#### Written instruction
Output the entries verbatim, including every line.

----------------------------------------

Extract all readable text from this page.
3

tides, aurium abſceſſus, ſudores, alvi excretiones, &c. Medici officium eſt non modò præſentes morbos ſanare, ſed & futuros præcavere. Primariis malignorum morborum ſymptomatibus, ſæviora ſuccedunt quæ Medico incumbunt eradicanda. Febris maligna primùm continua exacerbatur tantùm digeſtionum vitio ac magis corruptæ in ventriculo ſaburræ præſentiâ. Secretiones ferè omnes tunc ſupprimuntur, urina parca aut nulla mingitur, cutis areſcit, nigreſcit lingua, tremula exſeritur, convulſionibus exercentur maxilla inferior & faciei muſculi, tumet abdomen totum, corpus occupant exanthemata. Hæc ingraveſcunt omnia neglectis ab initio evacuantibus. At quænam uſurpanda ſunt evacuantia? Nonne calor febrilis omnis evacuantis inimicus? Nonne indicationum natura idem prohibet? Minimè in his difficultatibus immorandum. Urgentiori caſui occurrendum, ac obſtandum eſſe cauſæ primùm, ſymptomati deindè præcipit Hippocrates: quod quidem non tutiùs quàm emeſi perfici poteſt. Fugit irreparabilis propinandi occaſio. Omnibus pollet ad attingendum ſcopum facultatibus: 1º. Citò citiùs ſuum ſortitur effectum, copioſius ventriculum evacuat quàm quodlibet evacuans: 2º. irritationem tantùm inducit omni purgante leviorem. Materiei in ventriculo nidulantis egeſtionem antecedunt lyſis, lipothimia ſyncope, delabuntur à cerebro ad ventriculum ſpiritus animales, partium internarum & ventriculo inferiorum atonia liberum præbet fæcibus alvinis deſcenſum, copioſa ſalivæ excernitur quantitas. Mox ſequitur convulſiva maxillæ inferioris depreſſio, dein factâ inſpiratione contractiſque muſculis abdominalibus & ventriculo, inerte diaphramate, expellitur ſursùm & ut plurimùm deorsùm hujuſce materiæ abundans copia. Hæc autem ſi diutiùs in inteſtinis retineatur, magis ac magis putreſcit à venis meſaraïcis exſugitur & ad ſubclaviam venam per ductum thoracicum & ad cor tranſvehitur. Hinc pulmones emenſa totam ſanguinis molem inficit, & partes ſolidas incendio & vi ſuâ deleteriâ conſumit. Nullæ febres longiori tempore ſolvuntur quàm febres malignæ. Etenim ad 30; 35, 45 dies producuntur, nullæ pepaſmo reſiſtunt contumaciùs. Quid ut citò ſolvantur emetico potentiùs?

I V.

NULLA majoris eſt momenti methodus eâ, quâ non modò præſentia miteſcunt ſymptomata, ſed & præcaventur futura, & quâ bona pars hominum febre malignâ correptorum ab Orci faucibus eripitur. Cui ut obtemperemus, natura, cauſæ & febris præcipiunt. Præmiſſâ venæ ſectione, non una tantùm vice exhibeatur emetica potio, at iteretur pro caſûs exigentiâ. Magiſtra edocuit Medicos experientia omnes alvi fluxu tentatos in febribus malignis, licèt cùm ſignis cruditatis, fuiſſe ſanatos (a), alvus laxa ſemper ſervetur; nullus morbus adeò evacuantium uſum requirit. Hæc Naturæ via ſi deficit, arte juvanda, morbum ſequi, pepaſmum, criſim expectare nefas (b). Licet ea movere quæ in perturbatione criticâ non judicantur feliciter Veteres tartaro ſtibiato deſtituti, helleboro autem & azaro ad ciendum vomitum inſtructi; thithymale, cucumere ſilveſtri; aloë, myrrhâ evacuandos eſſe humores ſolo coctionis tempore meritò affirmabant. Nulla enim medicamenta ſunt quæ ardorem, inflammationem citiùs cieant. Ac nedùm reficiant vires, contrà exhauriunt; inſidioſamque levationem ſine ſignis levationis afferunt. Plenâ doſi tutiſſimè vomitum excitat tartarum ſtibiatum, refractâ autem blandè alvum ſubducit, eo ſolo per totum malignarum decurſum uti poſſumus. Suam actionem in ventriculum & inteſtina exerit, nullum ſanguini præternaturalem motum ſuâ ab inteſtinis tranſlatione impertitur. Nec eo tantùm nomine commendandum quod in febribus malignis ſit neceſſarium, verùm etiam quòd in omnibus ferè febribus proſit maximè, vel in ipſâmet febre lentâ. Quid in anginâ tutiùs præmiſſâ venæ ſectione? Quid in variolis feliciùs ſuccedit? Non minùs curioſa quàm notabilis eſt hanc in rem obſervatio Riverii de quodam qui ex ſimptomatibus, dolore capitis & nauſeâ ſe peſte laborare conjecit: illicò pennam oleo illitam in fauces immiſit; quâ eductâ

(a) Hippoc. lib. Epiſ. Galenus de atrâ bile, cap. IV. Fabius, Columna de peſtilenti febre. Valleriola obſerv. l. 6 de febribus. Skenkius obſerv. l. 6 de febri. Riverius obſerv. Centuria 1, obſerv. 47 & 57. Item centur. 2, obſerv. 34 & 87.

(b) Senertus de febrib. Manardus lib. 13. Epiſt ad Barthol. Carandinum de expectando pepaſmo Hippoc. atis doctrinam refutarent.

----------------------------------------

#### Output of the task
Extract all readable text from this page.
3

tides, aurium abſceſſus, ſudores, alvi excretiones, &c. Medici officium eſt non modò præſentes morbos ſanare, ſed & futuros præcavere. Primariis malignorum morborum ſymptomatibus, ſæviora ſuccedunt quæ Medico incumbunt eradicanda. Febris maligna primùm continua exacerbatur tantùm digeſtionum vitio ac magis corruptæ in ventriculo ſaburræ præſentiâ. Secretiones ferè omnes tunc ſupprimuntur, urina parca aut nulla mingitur, cutis areſcit, nigreſcit lingua, tremula exſeritur, convulſionibus exercentur maxilla inferior & faciei muſculi, tumet abdomen totum, corpus occupant exanthemata. Hæc ingraveſcunt omnia neglectis ab initio evacuantibus. At quænam uſurpanda ſunt evacuantia? Nonne calor febrilis omnis evacuantis inimicus? Nonne indicationum natura idem prohibet? Minimè in his difficultatibus immorandum. Urgentiori caſui occurrendum, ac obſtandum eſſe cauſæ primùm, ſymptomati deindè præcipit Hippocrates: quod quidem non tutiùs quàm emeſi perfici poteſt. Fugit irreparabilis propinandi occaſio. Omnibus pollet ad attingendum ſcopum facultatibus: 1º. Citò citiùs ſuum ſortitur effectum, copioſius ventriculum evacuat quàm quodlibet evacuans: 2º. irritationem tantùm inducit omni purgante leviorem. Materiei in ventriculo nidulantis egeſtionem antecedunt lyſis, lipothimia ſyncope, delabuntur à cerebro ad ventriculum ſpiritus animales, partium internarum & ventriculo inferiorum atonia liberum præbet fæcibus alvinis deſcenſum, copioſa ſalivæ excernitur quantitas. Mox ſequitur convulſiva maxillæ inferioris depreſſio, dein factâ inſpiratione contractiſque muſculis abdominalibus & ventriculo, inerte diaphramate, expellitur ſursùm & ut plurimùm deorsùm hujuſce materiæ abundans copia. Hæc autem ſi diutiùs in inteſtinis retineatur, magis ac magis putreſcit à venis meſaraïcis exſugitur & ad ſubclaviam venam per ductum thoracicum & ad cor tranſvehitur. Hinc pulmones emenſa totam ſanguinis molem inficit, & partes ſolidas incendio & vi ſuâ deleteriâ conſumit. Nullæ febres longiori tempore ſolvuntur quàm febres malignæ. Etenim ad 30; 35, 45 dies producuntur, nullæ pepaſmo reſiſtunt contumaciùs. Quid ut citò ſolvantur emetico potentiùs?

I V.

NULLA majoris eſt momenti methodus eâ, quâ non modò præſentia miteſcunt ſymptomata, ſed & præcaventur futura, & quâ bona pars hominum febre malignâ correptorum ab Orci faucibus eripitur. Cui ut obtemperemus, natura, cauſæ & febris præcipiunt. Præmiſſâ venæ ſectione, non una tantùm vice exhibeatur emetica potio, at iteretur pro caſûs exigentiâ. Magiſtra edocuit Medicos experientia omnes alvi fluxu tentatos in febribus malignis, licèt cùm ſignis cruditatis, fuiſſe ſanatos (a), alvus laxa ſemper ſervetur; nullus morbus adeò evacuantium uſum requirit. Hæc Naturæ via ſi deficit, arte juvanda, morbum ſequi, pepaſmum, criſim expectare nefas (b). Licet ea movere quæ in perturbatione criticâ non judicantur feliciter Veteres tartaro ſtibiato deſtituti, helleboro autem & azaro ad ciendum vomitum inſtructi; thithymale, cucumere ſilveſtri; aloë, myrrhâ evacuandos eſſe humores ſolo coctionis tempore meritò affirmabant. Nulla enim medicamenta ſunt quæ ardorem, inflammationem citiùs cieant. Ac nedùm reficiant vires, contrà exhauriunt; inſidioſamque levationem ſine ſignis levationis afferunt. Plenâ doſi tutiſſimè vomitum excitat tartarum ſtibiatum, refractâ autem blandè alvum ſubducit, eo ſolo per totum malignarum decurſum uti poſſumus. Suam actionem in ventriculum & inteſtina exerit, nullum ſanguini præternaturalem motum ſuâ ab inteſtinis tranſlatione impertitur. Nec eo tantùm nomine commendandum quod in febribus malignis ſit neceſſarium, verùm etiam quòd in omnibus ferè febribus proſit maximè, vel in ipſâmet febre lentâ. Quid in anginâ tutiùs præmiſſâ venæ ſectione? Quid in variolis feliciùs ſuccedit? Non minùs curioſa quàm notabilis eſt hanc in rem obſervatio Riverii de quodam qui ex ſimptomatibus, dolore capitis & nauſeâ ſe peſte laborare conjecit: illicò pennam oleo illitam in fauces immiſit; quâ eductâ

(a) Hippoc. lib. Epiſ. Galenus de atrâ bile, cap. IV. Fabius, Columna de peſtilenti febre. Valleriola obſerv. l. 6 de febribus. Skenkius obſerv. l. 6 de febri. Riverius obſerv. Centuria 1, obſerv. 47 & 57. Item centur. 2, obſerv. 34 & 87.

(b) Senertus de febrib. Manardus lib. 13. Epiſt ad Barthol. Carandinum de expectando pepaſmo Hippoc. atis doctrinam refutarent.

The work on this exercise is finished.